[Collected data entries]
★ ★ ★ ★
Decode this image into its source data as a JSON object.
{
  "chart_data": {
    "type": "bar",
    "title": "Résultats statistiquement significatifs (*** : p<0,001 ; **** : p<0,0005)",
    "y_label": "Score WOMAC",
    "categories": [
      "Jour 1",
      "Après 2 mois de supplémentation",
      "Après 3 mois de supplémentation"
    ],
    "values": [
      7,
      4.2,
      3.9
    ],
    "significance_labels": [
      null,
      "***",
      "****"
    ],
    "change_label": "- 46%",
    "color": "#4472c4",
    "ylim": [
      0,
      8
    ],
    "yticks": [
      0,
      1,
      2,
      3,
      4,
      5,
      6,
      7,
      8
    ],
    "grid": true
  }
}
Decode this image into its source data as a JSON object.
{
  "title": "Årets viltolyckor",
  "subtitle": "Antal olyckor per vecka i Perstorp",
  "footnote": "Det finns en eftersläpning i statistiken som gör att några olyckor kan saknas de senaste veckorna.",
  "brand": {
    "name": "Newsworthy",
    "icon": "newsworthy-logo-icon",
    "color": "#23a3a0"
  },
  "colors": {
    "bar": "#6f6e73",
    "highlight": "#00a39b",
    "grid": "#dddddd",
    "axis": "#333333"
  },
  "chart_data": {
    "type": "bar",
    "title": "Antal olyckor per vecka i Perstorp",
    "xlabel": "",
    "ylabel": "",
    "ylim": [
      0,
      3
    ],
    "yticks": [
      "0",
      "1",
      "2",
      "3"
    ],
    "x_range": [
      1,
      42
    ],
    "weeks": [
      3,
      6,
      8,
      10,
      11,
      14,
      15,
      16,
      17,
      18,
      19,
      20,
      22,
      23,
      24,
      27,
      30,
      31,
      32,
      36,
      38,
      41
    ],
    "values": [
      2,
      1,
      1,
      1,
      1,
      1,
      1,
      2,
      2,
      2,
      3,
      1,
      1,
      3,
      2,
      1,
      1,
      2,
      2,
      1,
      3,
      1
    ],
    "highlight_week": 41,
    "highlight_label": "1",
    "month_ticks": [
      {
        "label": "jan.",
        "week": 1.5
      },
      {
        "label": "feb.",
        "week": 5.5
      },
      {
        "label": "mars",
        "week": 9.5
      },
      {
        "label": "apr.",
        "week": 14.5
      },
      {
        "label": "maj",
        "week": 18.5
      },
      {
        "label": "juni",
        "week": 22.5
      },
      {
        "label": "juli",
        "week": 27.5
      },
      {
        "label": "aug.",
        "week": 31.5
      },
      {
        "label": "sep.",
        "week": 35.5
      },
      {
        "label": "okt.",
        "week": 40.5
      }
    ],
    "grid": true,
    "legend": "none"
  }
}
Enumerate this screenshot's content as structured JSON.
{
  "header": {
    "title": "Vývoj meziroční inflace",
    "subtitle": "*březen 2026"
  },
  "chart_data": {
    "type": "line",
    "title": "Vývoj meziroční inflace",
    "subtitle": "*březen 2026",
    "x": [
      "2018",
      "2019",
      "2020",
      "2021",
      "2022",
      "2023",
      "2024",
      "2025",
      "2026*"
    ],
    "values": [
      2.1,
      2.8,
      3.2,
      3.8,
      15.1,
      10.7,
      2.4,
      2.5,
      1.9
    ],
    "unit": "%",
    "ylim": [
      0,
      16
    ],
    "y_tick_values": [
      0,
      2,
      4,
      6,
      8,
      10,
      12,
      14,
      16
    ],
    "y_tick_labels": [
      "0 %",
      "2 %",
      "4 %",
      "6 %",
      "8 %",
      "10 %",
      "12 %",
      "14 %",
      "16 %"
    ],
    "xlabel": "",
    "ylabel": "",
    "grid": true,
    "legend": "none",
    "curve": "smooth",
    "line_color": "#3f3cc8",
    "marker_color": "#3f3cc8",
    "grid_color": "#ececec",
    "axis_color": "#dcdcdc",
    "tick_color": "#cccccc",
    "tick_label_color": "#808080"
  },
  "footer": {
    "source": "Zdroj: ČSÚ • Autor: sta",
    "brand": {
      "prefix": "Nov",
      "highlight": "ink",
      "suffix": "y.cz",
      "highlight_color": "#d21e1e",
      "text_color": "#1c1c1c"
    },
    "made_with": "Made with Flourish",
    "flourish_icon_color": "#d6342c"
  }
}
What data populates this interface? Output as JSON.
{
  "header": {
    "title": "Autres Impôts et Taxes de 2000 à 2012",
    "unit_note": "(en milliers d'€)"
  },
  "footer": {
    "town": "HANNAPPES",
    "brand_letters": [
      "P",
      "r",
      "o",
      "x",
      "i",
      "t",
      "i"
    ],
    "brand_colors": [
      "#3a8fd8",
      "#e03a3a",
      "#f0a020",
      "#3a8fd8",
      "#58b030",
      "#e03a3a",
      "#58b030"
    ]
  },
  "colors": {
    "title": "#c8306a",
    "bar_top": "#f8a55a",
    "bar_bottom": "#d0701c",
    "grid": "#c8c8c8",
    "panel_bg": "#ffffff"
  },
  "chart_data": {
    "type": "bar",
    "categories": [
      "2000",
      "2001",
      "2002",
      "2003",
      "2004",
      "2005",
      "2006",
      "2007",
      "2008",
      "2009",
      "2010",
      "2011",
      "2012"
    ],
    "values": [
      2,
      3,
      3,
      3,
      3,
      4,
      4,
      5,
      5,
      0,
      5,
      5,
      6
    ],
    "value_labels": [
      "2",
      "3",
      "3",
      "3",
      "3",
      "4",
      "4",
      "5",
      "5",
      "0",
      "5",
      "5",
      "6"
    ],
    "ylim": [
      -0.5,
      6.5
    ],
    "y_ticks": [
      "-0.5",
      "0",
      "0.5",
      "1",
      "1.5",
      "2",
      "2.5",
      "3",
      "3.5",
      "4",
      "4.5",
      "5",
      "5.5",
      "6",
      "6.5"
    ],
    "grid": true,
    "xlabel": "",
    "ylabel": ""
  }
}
★ ★ ★ ★
PROBLEM DESCRIPTION :: Repeat every record, keeping each word and mark exactly as it is.

COMPLETED TASK ::
Decode this image into its source data as a JSON object.
{
  "chart_data": {
    "type": "bar",
    "title": "Résultats statistiquement significatifs (*** : p<0,001 ; **** : p<0,0005)",
    "y_label": "Score WOMAC",
    "categories": [
      "Jour 1",
      "Après 2 mois de supplémentation",
      "Après 3 mois de supplémentation"
    ],
    "values": [
      7,
      4.2,
      3.9
    ],
    "significance_labels": [
      null,
      "***",
      "****"
    ],
    "change_label": "- 46%",
    "color": "#4472c4",
    "ylim": [
      0,
      8
    ],
    "yticks": [
      0,
      1,
      2,
      3,
      4,
      5,
      6,
      7,
      8
    ],
    "grid": true
  }
}
Decode this image into its source data as a JSON object.
{
  "title": "Årets viltolyckor",
  "subtitle": "Antal olyckor per vecka i Perstorp",
  "footnote": "Det finns en eftersläpning i statistiken som gör att några olyckor kan saknas de senaste veckorna.",
  "brand": {
    "name": "Newsworthy",
    "icon": "newsworthy-logo-icon",
    "color": "#23a3a0"
  },
  "colors": {
    "bar": "#6f6e73",
    "highlight": "#00a39b",
    "grid": "#dddddd",
    "axis": "#333333"
  },
  "chart_data": {
    "type": "bar",
    "title": "Antal olyckor per vecka i Perstorp",
    "xlabel": "",
    "ylabel": "",
    "ylim": [
      0,
      3
    ],
    "yticks": [
      "0",
      "1",
      "2",
      "3"
    ],
    "x_range": [
      1,
      42
    ],
    "weeks": [
      3,
      6,
      8,
      10,
      11,
      14,
      15,
      16,
      17,
      18,
      19,
      20,
      22,
      23,
      24,
      27,
      30,
      31,
      32,
      36,
      38,
      41
    ],
    "values": [
      2,
      1,
      1,
      1,
      1,
      1,
      1,
      2,
      2,
      2,
      3,
      1,
      1,
      3,
      2,
      1,
      1,
      2,
      2,
      1,
      3,
      1
    ],
    "highlight_week": 41,
    "highlight_label": "1",
    "month_ticks": [
      {
        "label": "jan.",
        "week": 1.5
      },
      {
        "label": "feb.",
        "week": 5.5
      },
      {
        "label": "mars",
        "week": 9.5
      },
      {
        "label": "apr.",
        "week": 14.5
      },
      {
        "label": "maj",
        "week": 18.5
      },
      {
        "label": "juni",
        "week": 22.5
      },
      {
        "label": "juli",
        "week": 27.5
      },
      {
        "label": "aug.",
        "week": 31.5
      },
      {
        "label": "sep.",
        "week": 35.5
      },
      {
        "label": "okt.",
        "week": 40.5
      }
    ],
    "grid": true,
    "legend": "none"
  }
}
Enumerate this screenshot's content as structured JSON.
{
  "header": {
    "title": "Vývoj meziroční inflace",
    "subtitle": "*březen 2026"
  },
  "chart_data": {
    "type": "line",
    "title": "Vývoj meziroční inflace",
    "subtitle": "*březen 2026",
    "x": [
      "2018",
      "2019",
      "2020",
      "2021",
      "2022",
      "2023",
      "2024",
      "2025",
      "2026*"
    ],
    "values": [
      2.1,
      2.8,
      3.2,
      3.8,
      15.1,
      10.7,
      2.4,
      2.5,
      1.9
    ],
    "unit": "%",
    "ylim": [
      0,
      16
    ],
    "y_tick_values": [
      0,
      2,
      4,
      6,
      8,
      10,
      12,
      14,
      16
    ],
    "y_tick_labels": [
      "0 %",
      "2 %",
      "4 %",
      "6 %",
      "8 %",
      "10 %",
      "12 %",
      "14 %",
      "16 %"
    ],
    "xlabel": "",
    "ylabel": "",
    "grid": true,
    "legend": "none",
    "curve": "smooth",
    "line_color": "#3f3cc8",
    "marker_color": "#3f3cc8",
    "grid_color": "#ececec",
    "axis_color": "#dcdcdc",
    "tick_color": "#cccccc",
    "tick_label_color": "#808080"
  },
  "footer": {
    "source": "Zdroj: ČSÚ • Autor: sta",
    "brand": {
      "prefix": "Nov",
      "highlight": "ink",
      "suffix": "y.cz",
      "highlight_color": "#d21e1e",
      "text_color": "#1c1c1c"
    },
    "made_with": "Made with Flourish",
    "flourish_icon_color": "#d6342c"
  }
}
What data populates this interface? Output as JSON.
{
  "header": {
    "title": "Autres Impôts et Taxes de 2000 à 2012",
    "unit_note": "(en milliers d'€)"
  },
  "footer": {
    "town": "HANNAPPES",
    "brand_letters": [
      "P",
      "r",
      "o",
      "x",
      "i",
      "t",
      "i"
    ],
    "brand_colors": [
      "#3a8fd8",
      "#e03a3a",
      "#f0a020",
      "#3a8fd8",
      "#58b030",
      "#e03a3a",
      "#58b030"
    ]
  },
  "colors": {
    "title": "#c8306a",
    "bar_top": "#f8a55a",
    "bar_bottom": "#d0701c",
    "grid": "#c8c8c8",
    "panel_bg": "#ffffff"
  },
  "chart_data": {
    "type": "bar",
    "categories": [
      "2000",
      "2001",
      "2002",
      "2003",
      "2004",
      "2005",
      "2006",
      "2007",
      "2008",
      "2009",
      "2010",
      "2011",
      "2012"
    ],
    "values": [
      2,
      3,
      3,
      3,
      3,
      4,
      4,
      5,
      5,
      0,
      5,
      5,
      6
    ],
    "value_labels": [
      "2",
      "3",
      "3",
      "3",
      "3",
      "4",
      "4",
      "5",
      "5",
      "0",
      "5",
      "5",
      "6"
    ],
    "ylim": [
      -0.5,
      6.5
    ],
    "y_ticks": [
      "-0.5",
      "0",
      "0.5",
      "1",
      "1.5",
      "2",
      "2.5",
      "3",
      "3.5",
      "4",
      "4.5",
      "5",
      "5.5",
      "6",
      "6.5"
    ],
    "grid": true,
    "xlabel": "",
    "ylabel": ""
  }
}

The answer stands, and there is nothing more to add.